For the listing below, give the number of lines in which "записи" occurs. Add nothing.
□ □ □ □ □
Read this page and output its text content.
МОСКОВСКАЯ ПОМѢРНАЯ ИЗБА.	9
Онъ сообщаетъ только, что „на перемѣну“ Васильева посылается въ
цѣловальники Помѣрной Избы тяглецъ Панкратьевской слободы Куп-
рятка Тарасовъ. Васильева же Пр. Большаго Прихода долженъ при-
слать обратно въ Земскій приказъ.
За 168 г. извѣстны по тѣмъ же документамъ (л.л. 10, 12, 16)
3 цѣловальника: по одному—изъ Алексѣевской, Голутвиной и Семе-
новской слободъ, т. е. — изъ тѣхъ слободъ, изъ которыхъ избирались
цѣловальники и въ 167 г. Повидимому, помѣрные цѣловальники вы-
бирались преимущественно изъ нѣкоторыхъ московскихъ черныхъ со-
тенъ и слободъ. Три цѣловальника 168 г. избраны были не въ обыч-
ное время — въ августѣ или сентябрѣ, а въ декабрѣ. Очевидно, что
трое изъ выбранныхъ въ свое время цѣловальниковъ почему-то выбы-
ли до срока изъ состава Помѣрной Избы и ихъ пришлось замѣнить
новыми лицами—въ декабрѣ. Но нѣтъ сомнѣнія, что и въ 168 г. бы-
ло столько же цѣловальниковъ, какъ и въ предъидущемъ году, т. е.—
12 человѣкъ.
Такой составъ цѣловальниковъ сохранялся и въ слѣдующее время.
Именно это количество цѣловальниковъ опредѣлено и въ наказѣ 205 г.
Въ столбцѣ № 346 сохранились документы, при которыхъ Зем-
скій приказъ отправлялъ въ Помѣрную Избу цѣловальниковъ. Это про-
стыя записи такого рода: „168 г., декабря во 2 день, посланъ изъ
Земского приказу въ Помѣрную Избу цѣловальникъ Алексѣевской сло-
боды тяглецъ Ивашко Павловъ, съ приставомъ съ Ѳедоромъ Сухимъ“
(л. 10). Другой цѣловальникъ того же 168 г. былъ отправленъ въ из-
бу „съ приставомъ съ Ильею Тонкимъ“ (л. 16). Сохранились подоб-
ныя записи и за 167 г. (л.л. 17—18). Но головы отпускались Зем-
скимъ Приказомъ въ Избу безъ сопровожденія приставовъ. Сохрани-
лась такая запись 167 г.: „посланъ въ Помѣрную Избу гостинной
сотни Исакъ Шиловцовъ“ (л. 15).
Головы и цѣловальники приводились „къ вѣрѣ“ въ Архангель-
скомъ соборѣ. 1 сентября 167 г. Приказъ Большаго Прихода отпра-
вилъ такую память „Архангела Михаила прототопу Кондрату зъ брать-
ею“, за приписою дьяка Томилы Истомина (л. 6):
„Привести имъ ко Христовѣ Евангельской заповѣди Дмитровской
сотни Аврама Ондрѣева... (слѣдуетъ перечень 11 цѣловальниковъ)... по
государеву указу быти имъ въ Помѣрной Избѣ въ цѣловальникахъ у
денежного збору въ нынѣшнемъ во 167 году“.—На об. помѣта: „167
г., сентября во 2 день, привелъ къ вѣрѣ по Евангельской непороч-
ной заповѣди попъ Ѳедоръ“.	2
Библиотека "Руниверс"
□ □ □ □ □
Solution for this exercise – 2